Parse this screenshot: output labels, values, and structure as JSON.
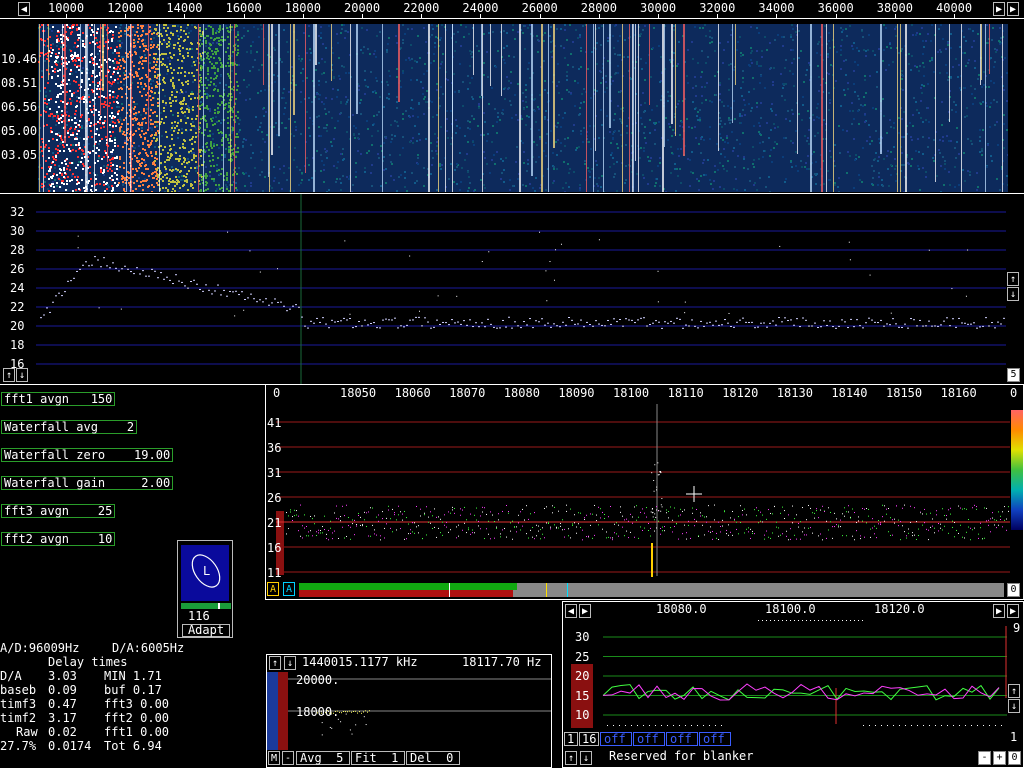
{
  "top_scale": {
    "ticks": [
      "10000",
      "12000",
      "14000",
      "16000",
      "18000",
      "20000",
      "22000",
      "24000",
      "26000",
      "28000",
      "30000",
      "32000",
      "34000",
      "36000",
      "38000",
      "40000"
    ]
  },
  "waterfall": {
    "time_labels": [
      "10.46",
      "08.51",
      "06.56",
      "05.00",
      "03.05"
    ]
  },
  "spectrum": {
    "y_ticks": [
      "32",
      "30",
      "28",
      "26",
      "24",
      "22",
      "20",
      "18",
      "16"
    ],
    "scroll_value": "5"
  },
  "params": [
    {
      "label": "fft1 avgn   150"
    },
    {
      "label": "Waterfall avg    2"
    },
    {
      "label": "Waterfall zero    19.00"
    },
    {
      "label": "Waterfall gain     2.00"
    },
    {
      "label": "fft3 avgn    25"
    },
    {
      "label": "fft2 avgn    10"
    }
  ],
  "baseband": {
    "corner_left": "0",
    "corner_right": "0",
    "x_ticks": [
      "18050",
      "18060",
      "18070",
      "18080",
      "18090",
      "18100",
      "18110",
      "18120",
      "18130",
      "18140",
      "18150",
      "18160"
    ],
    "y_ticks": [
      "41",
      "36",
      "31",
      "26",
      "21",
      "16",
      "11"
    ],
    "right_value": "0",
    "buttons": {
      "a1": "A",
      "a2": "A"
    }
  },
  "smeter": {
    "label": "L",
    "value": "116",
    "adapt": "Adapt"
  },
  "timing": {
    "ad": "A/D:96009Hz",
    "da": "D/A:6005Hz",
    "title": "Delay times",
    "rows": [
      [
        "D/A",
        "3.03",
        "MIN 1.71"
      ],
      [
        "baseb",
        "0.09",
        "buf 0.17"
      ],
      [
        "timf3",
        "0.47",
        "fft3 0.00"
      ],
      [
        "timf2",
        "3.17",
        "fft2 0.00"
      ],
      [
        "Raw",
        "0.02",
        "fft1 0.00"
      ],
      [
        "27.7%",
        "0.0174",
        "Tot 6.94"
      ]
    ]
  },
  "freq_panel": {
    "freq": "1440015.1177 kHz",
    "offset": "18117.70 Hz",
    "y_top": "20000.",
    "y_mid": "18000.",
    "buttons": {
      "m": "M",
      "minus": "-",
      "avg": "Avg  5",
      "fit": "Fit  1",
      "del": "Del  0"
    }
  },
  "hires": {
    "x_ticks": [
      "18080.0",
      "18100.0",
      "18120.0"
    ],
    "y_ticks": [
      "30",
      "25",
      "20",
      "15",
      "10"
    ],
    "right_top": "9",
    "right_bottom": "1",
    "controls": {
      "one": "1",
      "sixteen": "16",
      "off": [
        "off",
        "off",
        "off",
        "off"
      ]
    },
    "status": "Reserved for blanker",
    "buttons": {
      "minus": "-",
      "plus": "+",
      "zero": "0"
    }
  },
  "colors": {
    "grid_blue": "#1a1a9c",
    "grid_red": "#9c1a1a",
    "grid_green": "#1a8c1a",
    "param_border": "#2a9d2a"
  }
}
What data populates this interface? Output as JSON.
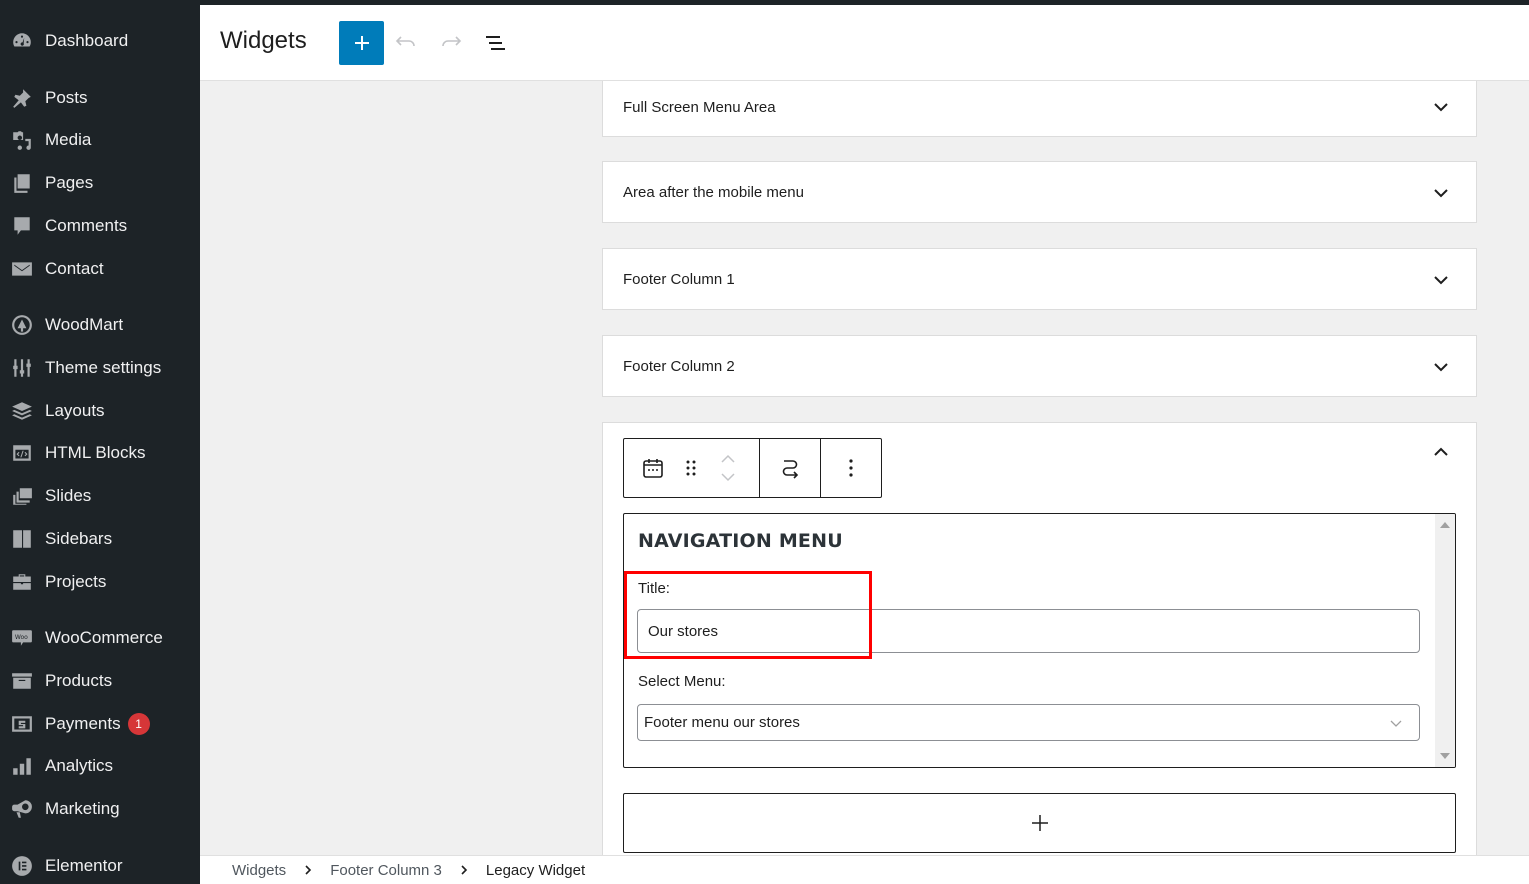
{
  "sidebar": {
    "items": [
      {
        "label": "Dashboard",
        "icon": "dashboard-icon"
      },
      {
        "label": "Posts",
        "icon": "pin-icon"
      },
      {
        "label": "Media",
        "icon": "media-icon"
      },
      {
        "label": "Pages",
        "icon": "pages-icon"
      },
      {
        "label": "Comments",
        "icon": "comment-icon"
      },
      {
        "label": "Contact",
        "icon": "envelope-icon"
      },
      {
        "label": "WoodMart",
        "icon": "woodmart-icon"
      },
      {
        "label": "Theme settings",
        "icon": "sliders-icon"
      },
      {
        "label": "Layouts",
        "icon": "layers-icon"
      },
      {
        "label": "HTML Blocks",
        "icon": "code-block-icon"
      },
      {
        "label": "Slides",
        "icon": "slides-icon"
      },
      {
        "label": "Sidebars",
        "icon": "sidebar-icon"
      },
      {
        "label": "Projects",
        "icon": "briefcase-icon"
      },
      {
        "label": "WooCommerce",
        "icon": "woo-icon"
      },
      {
        "label": "Products",
        "icon": "archive-box-icon"
      },
      {
        "label": "Payments",
        "icon": "dollar-icon",
        "badge": "1"
      },
      {
        "label": "Analytics",
        "icon": "bar-chart-icon"
      },
      {
        "label": "Marketing",
        "icon": "megaphone-icon"
      },
      {
        "label": "Elementor",
        "icon": "elementor-icon"
      }
    ]
  },
  "header": {
    "title": "Widgets",
    "add_block_label": "Add block",
    "undo_label": "Undo",
    "redo_label": "Redo",
    "list_view_label": "List view"
  },
  "areas": [
    {
      "title": "Full Screen Menu Area",
      "expanded": false
    },
    {
      "title": "Area after the mobile menu",
      "expanded": false
    },
    {
      "title": "Footer Column 1",
      "expanded": false
    },
    {
      "title": "Footer Column 2",
      "expanded": false
    }
  ],
  "widget": {
    "heading": "NAVIGATION MENU",
    "title_label": "Title:",
    "title_value": "Our stores",
    "select_label": "Select Menu:",
    "select_value": "Footer menu our stores"
  },
  "breadcrumb": [
    "Widgets",
    "Footer Column 3",
    "Legacy Widget"
  ],
  "colors": {
    "accent": "#007cba",
    "sidebar_bg": "#1d2327",
    "badge": "#d63638",
    "highlight": "#ff0000"
  }
}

:::

• YOUR GOAL: Leave out the pictures and repeat everything else in the records exactly.

• FINAL ANSWER:
Parse this screenshot: output labels, values, and structure as JSON.
{
  "top_scale": {
    "ticks": [
      "10000",
      "12000",
      "14000",
      "16000",
      "18000",
      "20000",
      "22000",
      "24000",
      "26000",
      "28000",
      "30000",
      "32000",
      "34000",
      "36000",
      "38000",
      "40000"
    ]
  },
  "waterfall": {
    "time_labels": [
      "10.46",
      "08.51",
      "06.56",
      "05.00",
      "03.05"
    ]
  },
  "spectrum": {
    "y_ticks": [
      "32",
      "30",
      "28",
      "26",
      "24",
      "22",
      "20",
      "18",
      "16"
    ],
    "scroll_value": "5"
  },
  "params": [
    {
      "label": "fft1 avgn   150"
    },
    {
      "label": "Waterfall avg    2"
    },
    {
      "label": "Waterfall zero    19.00"
    },
    {
      "label": "Waterfall gain     2.00"
    },
    {
      "label": "fft3 avgn    25"
    },
    {
      "label": "fft2 avgn    10"
    }
  ],
  "baseband": {
    "corner_left": "0",
    "corner_right": "0",
    "x_ticks": [
      "18050",
      "18060",
      "18070",
      "18080",
      "18090",
      "18100",
      "18110",
      "18120",
      "18130",
      "18140",
      "18150",
      "18160"
    ],
    "y_ticks": [
      "41",
      "36",
      "31",
      "26",
      "21",
      "16",
      "11"
    ],
    "right_value": "0",
    "buttons": {
      "a1": "A",
      "a2": "A"
    }
  },
  "smeter": {
    "label": "L",
    "value": "116",
    "adapt": "Adapt"
  },
  "timing": {
    "ad": "A/D:96009Hz",
    "da": "D/A:6005Hz",
    "title": "Delay times",
    "rows": [
      [
        "D/A",
        "3.03",
        "MIN 1.71"
      ],
      [
        "baseb",
        "0.09",
        "buf 0.17"
      ],
      [
        "timf3",
        "0.47",
        "fft3 0.00"
      ],
      [
        "timf2",
        "3.17",
        "fft2 0.00"
      ],
      [
        "Raw",
        "0.02",
        "fft1 0.00"
      ],
      [
        "27.7%",
        "0.0174",
        "Tot 6.94"
      ]
    ]
  },
  "freq_panel": {
    "freq": "1440015.1177 kHz",
    "offset": "18117.70 Hz",
    "y_top": "20000.",
    "y_mid": "18000.",
    "buttons": {
      "m": "M",
      "minus": "-",
      "avg": "Avg  5",
      "fit": "Fit  1",
      "del": "Del  0"
    }
  },
  "hires": {
    "x_ticks": [
      "18080.0",
      "18100.0",
      "18120.0"
    ],
    "y_ticks": [
      "30",
      "25",
      "20",
      "15",
      "10"
    ],
    "right_top": "9",
    "right_bottom": "1",
    "controls": {
      "one": "1",
      "sixteen": "16",
      "off": [
        "off",
        "off",
        "off",
        "off"
      ]
    },
    "status": "Reserved for blanker",
    "buttons": {
      "minus": "-",
      "plus": "+",
      "zero": "0"
    }
  },
  "colors": {
    "grid_blue": "#1a1a9c",
    "grid_red": "#9c1a1a",
    "grid_green": "#1a8c1a",
    "param_border": "#2a9d2a"
  }
}
What data populates this interface? Output as JSON.
{
  "sidebar": {
    "items": [
      {
        "label": "Dashboard",
        "icon": "dashboard-icon"
      },
      {
        "label": "Posts",
        "icon": "pin-icon"
      },
      {
        "label": "Media",
        "icon": "media-icon"
      },
      {
        "label": "Pages",
        "icon": "pages-icon"
      },
      {
        "label": "Comments",
        "icon": "comment-icon"
      },
      {
        "label": "Contact",
        "icon": "envelope-icon"
      },
      {
        "label": "WoodMart",
        "icon": "woodmart-icon"
      },
      {
        "label": "Theme settings",
        "icon": "sliders-icon"
      },
      {
        "label": "Layouts",
        "icon": "layers-icon"
      },
      {
        "label": "HTML Blocks",
        "icon": "code-block-icon"
      },
      {
        "label": "Slides",
        "icon": "slides-icon"
      },
      {
        "label": "Sidebars",
        "icon": "sidebar-icon"
      },
      {
        "label": "Projects",
        "icon": "briefcase-icon"
      },
      {
        "label": "WooCommerce",
        "icon": "woo-icon"
      },
      {
        "label": "Products",
        "icon": "archive-box-icon"
      },
      {
        "label": "Payments",
        "icon": "dollar-icon",
        "badge": "1"
      },
      {
        "label": "Analytics",
        "icon": "bar-chart-icon"
      },
      {
        "label": "Marketing",
        "icon": "megaphone-icon"
      },
      {
        "label": "Elementor",
        "icon": "elementor-icon"
      }
    ]
  },
  "header": {
    "title": "Widgets",
    "add_block_label": "Add block",
    "undo_label": "Undo",
    "redo_label": "Redo",
    "list_view_label": "List view"
  },
  "areas": [
    {
      "title": "Full Screen Menu Area",
      "expanded": false
    },
    {
      "title": "Area after the mobile menu",
      "expanded": false
    },
    {
      "title": "Footer Column 1",
      "expanded": false
    },
    {
      "title": "Footer Column 2",
      "expanded": false
    }
  ],
  "widget": {
    "heading": "NAVIGATION MENU",
    "title_label": "Title:",
    "title_value": "Our stores",
    "select_label": "Select Menu:",
    "select_value": "Footer menu our stores"
  },
  "breadcrumb": [
    "Widgets",
    "Footer Column 3",
    "Legacy Widget"
  ],
  "colors": {
    "accent": "#007cba",
    "sidebar_bg": "#1d2327",
    "badge": "#d63638",
    "highlight": "#ff0000"
  }
}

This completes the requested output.